[Collected data]
• • • • • • •

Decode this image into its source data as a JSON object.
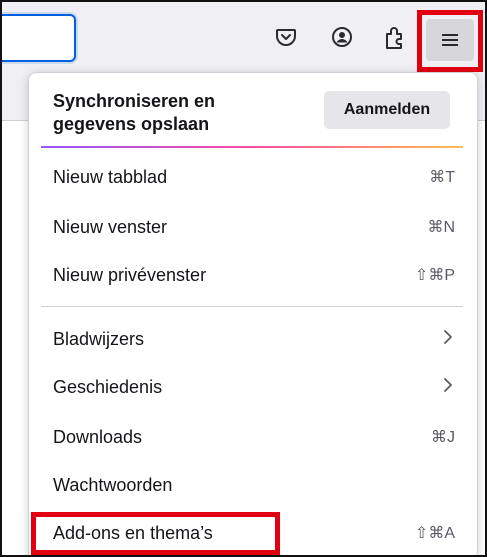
{
  "toolbar": {
    "icons": [
      "pocket-icon",
      "account-icon",
      "extensions-icon",
      "hamburger-menu-icon"
    ]
  },
  "menu": {
    "sync_title": "Synchroniseren en gegevens opslaan",
    "sync_title_line1": "Synchroniseren en",
    "sync_title_line2": "gegevens opslaan",
    "sign_in_label": "Aanmelden",
    "items": [
      {
        "label": "Nieuw tabblad",
        "shortcut": "⌘T"
      },
      {
        "label": "Nieuw venster",
        "shortcut": "⌘N"
      },
      {
        "label": "Nieuw privévenster",
        "shortcut": "⇧⌘P"
      },
      {
        "label": "Bladwijzers",
        "submenu": true
      },
      {
        "label": "Geschiedenis",
        "submenu": true
      },
      {
        "label": "Downloads",
        "shortcut": "⌘J"
      },
      {
        "label": "Wachtwoorden",
        "shortcut": ""
      },
      {
        "label": "Add-ons en thema’s",
        "shortcut": "⇧⌘A"
      }
    ]
  },
  "highlight_color": "#e1000f",
  "accent_color": "#0061e0"
}
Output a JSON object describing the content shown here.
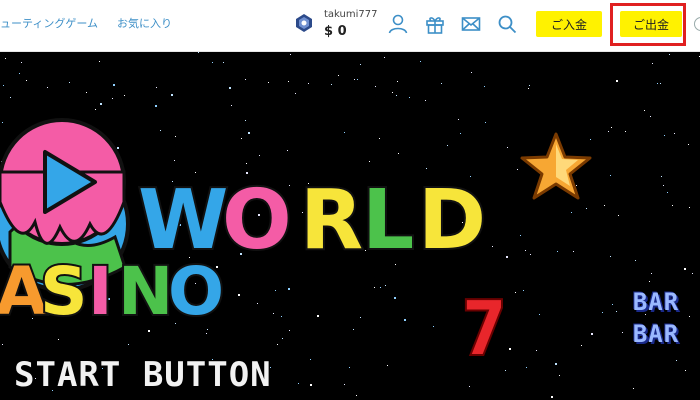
{
  "header": {
    "nav": {
      "shooting": "ューティングゲーム",
      "favorites": "お気に入り"
    },
    "user": {
      "username": "takumi777",
      "balance": "$ 0"
    },
    "icons": [
      "user-icon",
      "gift-icon",
      "mail-icon",
      "search-icon"
    ],
    "deposit_label": "ご入金",
    "withdraw_label": "ご出金"
  },
  "game": {
    "logo": {
      "word1": "WORLD",
      "word2": "ASINO"
    },
    "symbols": {
      "seven": "7",
      "bar_top": "BAR",
      "bar_bottom": "BAR"
    },
    "start_label": "START BUTTON"
  },
  "colors": {
    "accent_link": "#3d8fc7",
    "button_yellow": "#fff200",
    "highlight_red": "#e02020",
    "logo_pink": "#f45ca6",
    "logo_blue": "#34a6e8",
    "logo_yellow": "#f7e53a",
    "logo_green": "#4cc24b",
    "logo_orange": "#f79a2e"
  }
}
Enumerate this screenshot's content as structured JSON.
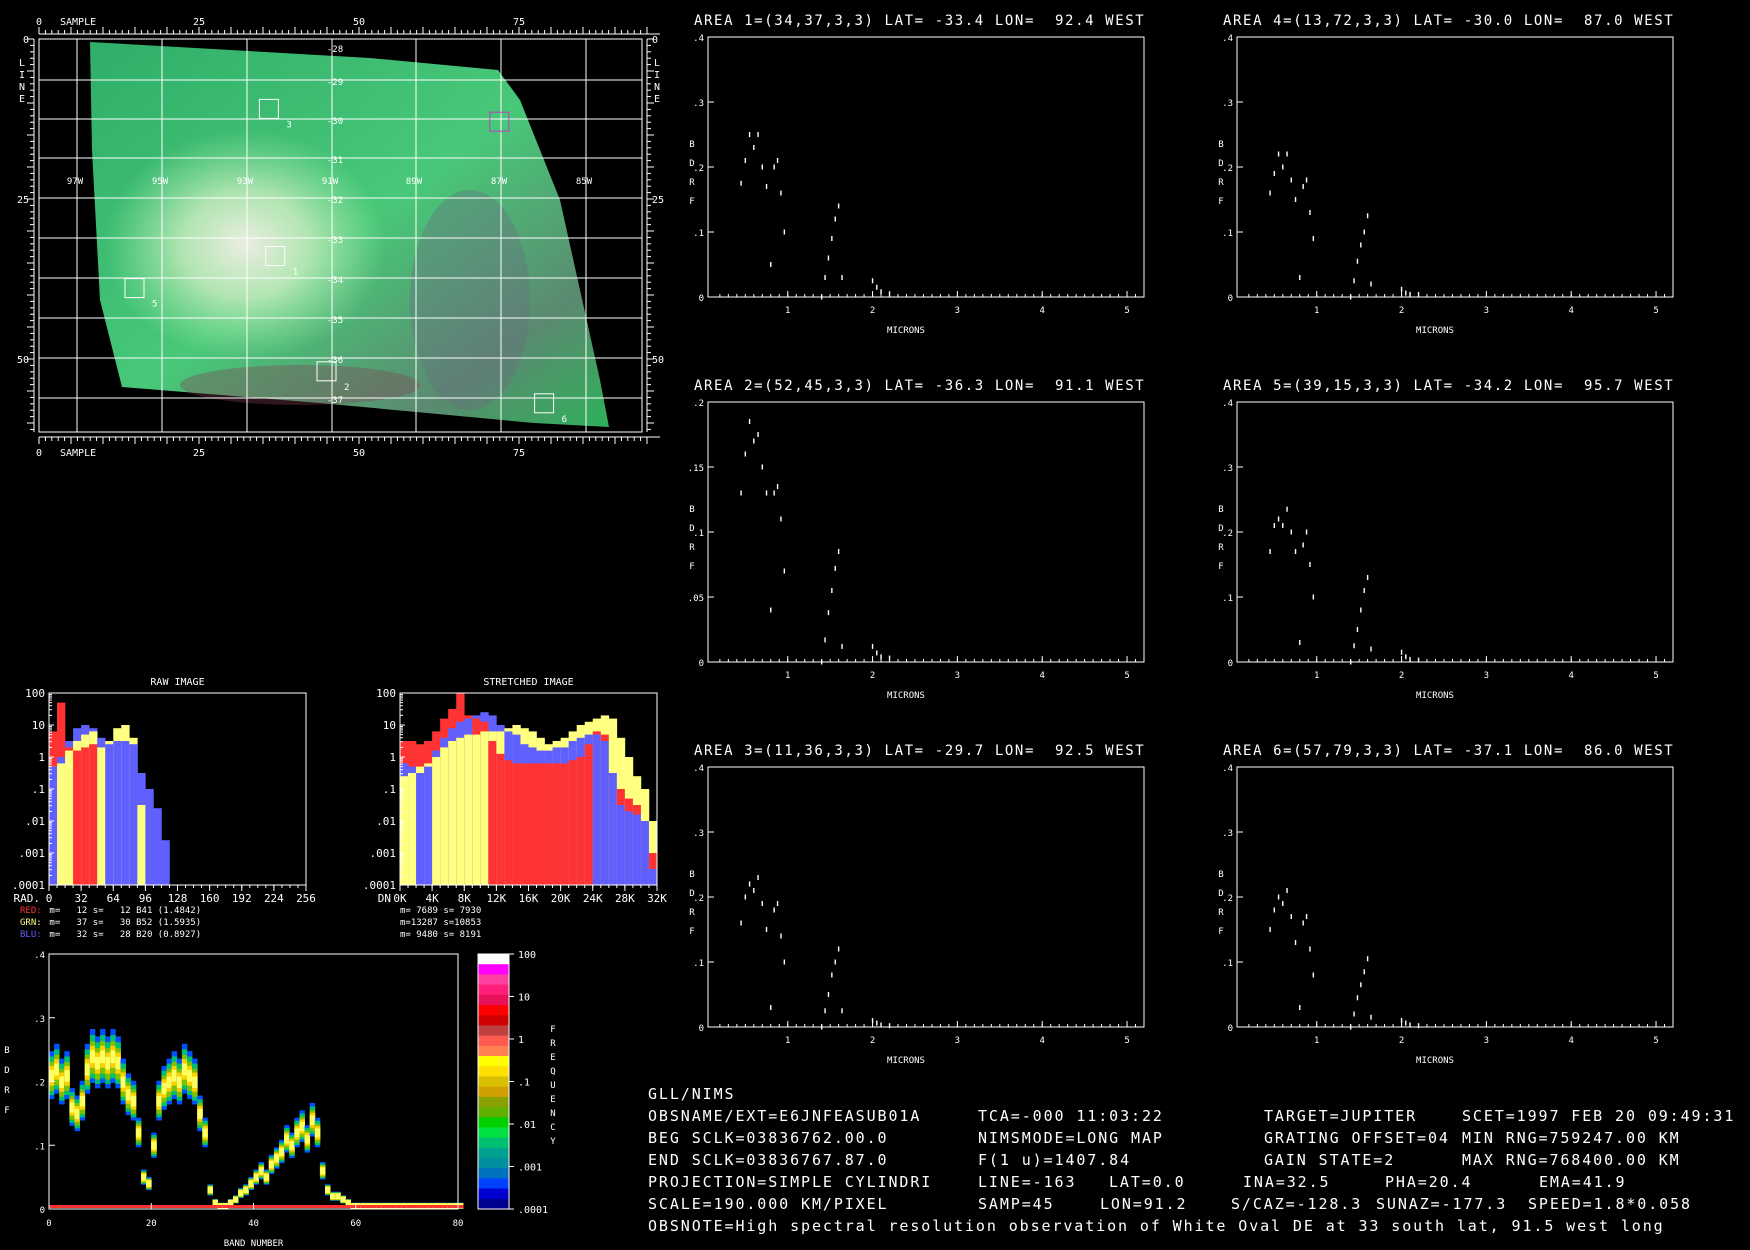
{
  "colors": {
    "red": "#ff3333",
    "green": "#ffff80",
    "blue": "#6060ff",
    "axis": "#ffffff",
    "background": "#000000",
    "map_green": "#3fbf6f"
  },
  "map": {
    "sample_label": "SAMPLE",
    "line_label": [
      "L",
      "I",
      "N",
      "E"
    ],
    "sample_ticks": [
      "0",
      "25",
      "50",
      "75"
    ],
    "line_ticks": [
      "0",
      "25",
      "50"
    ],
    "lat_labels": [
      "-28",
      "-29",
      "-30",
      "-31",
      "-32",
      "-33",
      "-34",
      "-35",
      "-36",
      "-37"
    ],
    "lon_labels": [
      "97W",
      "95W",
      "93W",
      "91W",
      "89W",
      "87W",
      "85W"
    ],
    "area_boxes": [
      {
        "label": "1",
        "line": 34,
        "sample": 37
      },
      {
        "label": "2",
        "line": 52,
        "sample": 45
      },
      {
        "label": "3",
        "line": 11,
        "sample": 36
      },
      {
        "label": "4",
        "line": 13,
        "sample": 72
      },
      {
        "label": "5",
        "line": 39,
        "sample": 15
      },
      {
        "label": "6",
        "line": 57,
        "sample": 79
      }
    ]
  },
  "spectra": [
    {
      "title": "AREA 1=(34,37,3,3) LAT= -33.4 LON=  92.4 WEST",
      "ylim": [
        0,
        0.4
      ],
      "yticks": [
        "0",
        ".1",
        ".2",
        ".3",
        ".4"
      ],
      "points": [
        [
          0.45,
          0.175
        ],
        [
          0.5,
          0.21
        ],
        [
          0.55,
          0.25
        ],
        [
          0.6,
          0.23
        ],
        [
          0.65,
          0.25
        ],
        [
          0.7,
          0.2
        ],
        [
          0.75,
          0.17
        ],
        [
          0.8,
          0.05
        ],
        [
          0.84,
          0.2
        ],
        [
          0.88,
          0.21
        ],
        [
          0.92,
          0.16
        ],
        [
          0.96,
          0.1
        ],
        [
          1.4,
          0
        ],
        [
          1.44,
          0.03
        ],
        [
          1.48,
          0.06
        ],
        [
          1.52,
          0.09
        ],
        [
          1.56,
          0.12
        ],
        [
          1.6,
          0.14
        ],
        [
          1.64,
          0.03
        ],
        [
          2.0,
          0.025
        ],
        [
          2.05,
          0.015
        ],
        [
          2.1,
          0.008
        ],
        [
          2.2,
          0.005
        ]
      ]
    },
    {
      "title": "AREA 2=(52,45,3,3) LAT= -36.3 LON=  91.1 WEST",
      "ylim": [
        0,
        0.2
      ],
      "yticks": [
        "0",
        ".05",
        ".1",
        ".15",
        ".2"
      ],
      "points": [
        [
          0.45,
          0.13
        ],
        [
          0.5,
          0.16
        ],
        [
          0.55,
          0.185
        ],
        [
          0.6,
          0.17
        ],
        [
          0.65,
          0.175
        ],
        [
          0.7,
          0.15
        ],
        [
          0.75,
          0.13
        ],
        [
          0.8,
          0.04
        ],
        [
          0.84,
          0.13
        ],
        [
          0.88,
          0.135
        ],
        [
          0.92,
          0.11
        ],
        [
          0.96,
          0.07
        ],
        [
          1.4,
          0
        ],
        [
          1.44,
          0.017
        ],
        [
          1.48,
          0.038
        ],
        [
          1.52,
          0.055
        ],
        [
          1.56,
          0.072
        ],
        [
          1.6,
          0.085
        ],
        [
          1.64,
          0.012
        ],
        [
          2.0,
          0.012
        ],
        [
          2.05,
          0.007
        ],
        [
          2.1,
          0.004
        ],
        [
          2.2,
          0.003
        ]
      ]
    },
    {
      "title": "AREA 3=(11,36,3,3) LAT= -29.7 LON=  92.5 WEST",
      "ylim": [
        0,
        0.4
      ],
      "yticks": [
        "0",
        ".1",
        ".2",
        ".3",
        ".4"
      ],
      "points": [
        [
          0.45,
          0.16
        ],
        [
          0.5,
          0.2
        ],
        [
          0.55,
          0.22
        ],
        [
          0.6,
          0.21
        ],
        [
          0.65,
          0.23
        ],
        [
          0.7,
          0.19
        ],
        [
          0.75,
          0.15
        ],
        [
          0.8,
          0.03
        ],
        [
          0.84,
          0.18
        ],
        [
          0.88,
          0.19
        ],
        [
          0.92,
          0.14
        ],
        [
          0.96,
          0.1
        ],
        [
          1.4,
          0
        ],
        [
          1.44,
          0.025
        ],
        [
          1.48,
          0.05
        ],
        [
          1.52,
          0.08
        ],
        [
          1.56,
          0.1
        ],
        [
          1.6,
          0.12
        ],
        [
          1.64,
          0.025
        ],
        [
          2.0,
          0.01
        ],
        [
          2.05,
          0.006
        ],
        [
          2.1,
          0.003
        ],
        [
          2.2,
          0.002
        ]
      ]
    },
    {
      "title": "AREA 4=(13,72,3,3) LAT= -30.0 LON=  87.0 WEST",
      "ylim": [
        0,
        0.4
      ],
      "yticks": [
        "0",
        ".1",
        ".2",
        ".3",
        ".4"
      ],
      "points": [
        [
          0.45,
          0.16
        ],
        [
          0.5,
          0.19
        ],
        [
          0.55,
          0.22
        ],
        [
          0.6,
          0.2
        ],
        [
          0.65,
          0.22
        ],
        [
          0.7,
          0.18
        ],
        [
          0.75,
          0.15
        ],
        [
          0.8,
          0.03
        ],
        [
          0.84,
          0.17
        ],
        [
          0.88,
          0.18
        ],
        [
          0.92,
          0.13
        ],
        [
          0.96,
          0.09
        ],
        [
          1.4,
          0
        ],
        [
          1.44,
          0.025
        ],
        [
          1.48,
          0.055
        ],
        [
          1.52,
          0.08
        ],
        [
          1.56,
          0.1
        ],
        [
          1.6,
          0.125
        ],
        [
          1.64,
          0.02
        ],
        [
          2.0,
          0.012
        ],
        [
          2.05,
          0.006
        ],
        [
          2.1,
          0.004
        ],
        [
          2.2,
          0.004
        ]
      ]
    },
    {
      "title": "AREA 5=(39,15,3,3) LAT= -34.2 LON=  95.7 WEST",
      "ylim": [
        0,
        0.4
      ],
      "yticks": [
        "0",
        ".1",
        ".2",
        ".3",
        ".4"
      ],
      "points": [
        [
          0.45,
          0.17
        ],
        [
          0.5,
          0.21
        ],
        [
          0.55,
          0.22
        ],
        [
          0.6,
          0.21
        ],
        [
          0.65,
          0.235
        ],
        [
          0.7,
          0.2
        ],
        [
          0.75,
          0.17
        ],
        [
          0.8,
          0.03
        ],
        [
          0.84,
          0.18
        ],
        [
          0.88,
          0.2
        ],
        [
          0.92,
          0.15
        ],
        [
          0.96,
          0.1
        ],
        [
          1.4,
          0
        ],
        [
          1.44,
          0.025
        ],
        [
          1.48,
          0.05
        ],
        [
          1.52,
          0.08
        ],
        [
          1.56,
          0.11
        ],
        [
          1.6,
          0.13
        ],
        [
          1.64,
          0.02
        ],
        [
          2.0,
          0.015
        ],
        [
          2.05,
          0.008
        ],
        [
          2.1,
          0.004
        ],
        [
          2.2,
          0.003
        ]
      ]
    },
    {
      "title": "AREA 6=(57,79,3,3) LAT= -37.1 LON=  86.0 WEST",
      "ylim": [
        0,
        0.4
      ],
      "yticks": [
        "0",
        ".1",
        ".2",
        ".3",
        ".4"
      ],
      "points": [
        [
          0.45,
          0.15
        ],
        [
          0.5,
          0.18
        ],
        [
          0.55,
          0.2
        ],
        [
          0.6,
          0.19
        ],
        [
          0.65,
          0.21
        ],
        [
          0.7,
          0.17
        ],
        [
          0.75,
          0.13
        ],
        [
          0.8,
          0.03
        ],
        [
          0.84,
          0.16
        ],
        [
          0.88,
          0.17
        ],
        [
          0.92,
          0.12
        ],
        [
          0.96,
          0.08
        ],
        [
          1.4,
          0
        ],
        [
          1.44,
          0.02
        ],
        [
          1.48,
          0.045
        ],
        [
          1.52,
          0.065
        ],
        [
          1.56,
          0.085
        ],
        [
          1.6,
          0.105
        ],
        [
          1.64,
          0.015
        ],
        [
          2.0,
          0.01
        ],
        [
          2.05,
          0.006
        ],
        [
          2.1,
          0.003
        ],
        [
          2.2,
          0.002
        ]
      ]
    }
  ],
  "spectra_common": {
    "xlabel": "MICRONS",
    "ylabel": [
      "B",
      "D",
      "R",
      "F"
    ],
    "xticks": [
      "1",
      "2",
      "3",
      "4",
      "5"
    ],
    "xlim": [
      0.06,
      5.2
    ]
  },
  "histograms": {
    "raw": {
      "title": "RAW IMAGE",
      "axis_label": "RAD.",
      "xticks": [
        "0",
        "32",
        "64",
        "96",
        "128",
        "160",
        "192",
        "224",
        "256"
      ],
      "yticks": [
        "100",
        "10",
        "1",
        ".1",
        ".01",
        ".001",
        ".0001"
      ],
      "red_log": [
        0.8,
        1.7,
        0.3,
        0.2,
        0.3,
        0.4,
        -4,
        -4,
        -4,
        -4,
        -4,
        -4,
        -4,
        -4,
        -4,
        -4,
        -4,
        -4,
        -4,
        -4,
        -4,
        -4,
        -4,
        -4,
        -4,
        -4,
        -4,
        -4,
        -4,
        -4,
        -4,
        -4
      ],
      "green_log": [
        -0.3,
        -0.2,
        0.2,
        0.5,
        0.7,
        0.8,
        0.3,
        0.5,
        0.9,
        1.0,
        0.6,
        -1.5,
        -4,
        -4,
        -4,
        -4,
        -4,
        -4,
        -4,
        -4,
        -4,
        -4,
        -4,
        -4,
        -4,
        -4,
        -4,
        -4,
        -4,
        -4,
        -4,
        -4
      ],
      "blue_log": [
        -0.3,
        0.0,
        0.5,
        0.9,
        1.0,
        0.9,
        0.6,
        0.4,
        0.5,
        0.5,
        0.4,
        -0.5,
        -1.0,
        -1.6,
        -2.6,
        -4,
        -4,
        -4,
        -4,
        -4,
        -4,
        -4,
        -4,
        -4,
        -4,
        -4,
        -4,
        -4,
        -4,
        -4,
        -4,
        -4
      ],
      "stats": [
        {
          "label": "RED:",
          "text": " m=   12 s=   12 B41 (1.4842)"
        },
        {
          "label": "GRN:",
          "text": " m=   37 s=   30 B52 (1.5935)"
        },
        {
          "label": "BLU:",
          "text": " m=   32 s=   28 B20 (0.8927)"
        }
      ]
    },
    "stretched": {
      "title": "STRETCHED IMAGE",
      "axis_label": "DN",
      "xticks": [
        "0K",
        "4K",
        "8K",
        "12K",
        "16K",
        "20K",
        "24K",
        "28K",
        "32K"
      ],
      "yticks": [
        "100",
        "10",
        "1",
        ".1",
        ".01",
        ".001",
        ".0001"
      ],
      "red_log": [
        0.5,
        0.5,
        0.4,
        0.5,
        0.8,
        1.2,
        1.5,
        2.0,
        1.3,
        1.2,
        1.1,
        0.5,
        0.1,
        -0.1,
        -0.2,
        -0.2,
        -0.2,
        -0.2,
        -0.2,
        -0.2,
        -0.2,
        -0.1,
        0.0,
        0.4,
        0.8,
        0.7,
        -0.5,
        -1.0,
        -1.3,
        -1.5,
        -2.0,
        -3.0
      ],
      "green_log": [
        -0.6,
        -0.5,
        -0.3,
        -0.2,
        0.0,
        0.3,
        0.5,
        0.6,
        0.7,
        0.7,
        0.8,
        0.8,
        0.8,
        0.9,
        1.0,
        0.9,
        0.8,
        0.6,
        0.4,
        0.5,
        0.6,
        0.8,
        1.0,
        1.1,
        1.2,
        1.3,
        1.2,
        0.6,
        0.0,
        -0.6,
        -1.0,
        -2.0
      ],
      "blue_log": [
        -0.2,
        -0.3,
        -0.5,
        -0.3,
        0.2,
        0.6,
        0.9,
        1.1,
        1.2,
        1.3,
        1.4,
        1.3,
        1.0,
        0.8,
        0.7,
        0.4,
        0.3,
        0.2,
        0.2,
        0.3,
        0.3,
        0.5,
        0.6,
        0.7,
        0.7,
        0.5,
        -0.5,
        -1.5,
        -1.7,
        -1.8,
        -2.0,
        -3.5
      ],
      "stats": [
        "m= 7689 s= 7930",
        "m=13287 s=10853",
        "m= 9480 s= 8191"
      ]
    }
  },
  "chart_data": {
    "type": "heatmap",
    "xlabel": "BAND NUMBER",
    "ylabel": "BDRF",
    "xlim": [
      0,
      80
    ],
    "ylim": [
      0,
      0.4
    ],
    "xticks": [
      "0",
      "20",
      "40",
      "60",
      "80"
    ],
    "yticks": [
      "0",
      ".1",
      ".2",
      ".3",
      ".4"
    ],
    "mean_bdrf_by_band": [
      0.21,
      0.22,
      0.2,
      0.21,
      0.16,
      0.15,
      0.17,
      0.22,
      0.24,
      0.23,
      0.24,
      0.23,
      0.24,
      0.23,
      0.2,
      0.18,
      0.17,
      0.12,
      0.05,
      0.04,
      0.1,
      0.17,
      0.19,
      0.2,
      0.21,
      0.2,
      0.22,
      0.21,
      0.2,
      0.15,
      0.12,
      0.03,
      0.01,
      0.005,
      0.005,
      0.01,
      0.015,
      0.025,
      0.03,
      0.04,
      0.05,
      0.06,
      0.05,
      0.07,
      0.08,
      0.09,
      0.11,
      0.1,
      0.12,
      0.13,
      0.11,
      0.14,
      0.12,
      0.06,
      0.03,
      0.02,
      0.02,
      0.015,
      0.01,
      0.005,
      0.005,
      0.005,
      0.005,
      0.005,
      0.005,
      0.005,
      0.005,
      0.005,
      0.005,
      0.005,
      0.005,
      0.005,
      0.005,
      0.005,
      0.005,
      0.005,
      0.005,
      0.005,
      0.005,
      0.005,
      0.005
    ],
    "colorbar": {
      "label": [
        "F",
        "R",
        "E",
        "Q",
        "U",
        "E",
        "N",
        "C",
        "Y"
      ],
      "ticks": [
        "100",
        "10",
        "1",
        ".1",
        ".01",
        ".001",
        ".0001"
      ],
      "colors": [
        "#ffffff",
        "#ff00ff",
        "#ff3fa0",
        "#ff1e78",
        "#e8105a",
        "#ff0000",
        "#d00000",
        "#c04040",
        "#ff5a50",
        "#ff8050",
        "#ffff00",
        "#ffe000",
        "#d8c000",
        "#d0a000",
        "#88a000",
        "#60b000",
        "#00d000",
        "#00e040",
        "#00c070",
        "#00a090",
        "#0090a0",
        "#0070c0",
        "#0040ff",
        "#0000d0",
        "#000090"
      ]
    }
  },
  "info": {
    "header": "GLL/NIMS",
    "rows": [
      [
        "OBSNAME/EXT=E6JNFEASUB01A",
        "TCA=-000 11:03:22",
        "TARGET=JUPITER",
        "SCET=1997 FEB 20 09:49:31"
      ],
      [
        "BEG SCLK=03836762.00.0",
        "NIMSMODE=LONG MAP",
        "GRATING OFFSET=04",
        "MIN RNG=759247.00 KM"
      ],
      [
        "END SCLK=03836767.87.0",
        "F(1 u)=1407.84",
        "GAIN STATE=2",
        "MAX RNG=768400.00 KM"
      ]
    ],
    "row5": [
      "PROJECTION=SIMPLE CYLINDRI",
      "LINE=-163",
      "LAT=0.0",
      "INA=32.5",
      "PHA=20.4",
      "EMA=41.9"
    ],
    "row6": [
      "SCALE=190.000 KM/PIXEL",
      "SAMP=45",
      "LON=91.2",
      "S/CAZ=-128.3",
      "SUNAZ=-177.3",
      "SPEED=1.8*0.058"
    ],
    "obsnote": "OBSNOTE=High spectral resolution observation of White Oval DE at 33 south lat, 91.5 west long"
  }
}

• • • • • • •

The exercise: Select and copy each line from the data that includes the word "object".

Exercise response:
Decode this image into its source data as a JSON object.
Output a JSON object describing the content shown here.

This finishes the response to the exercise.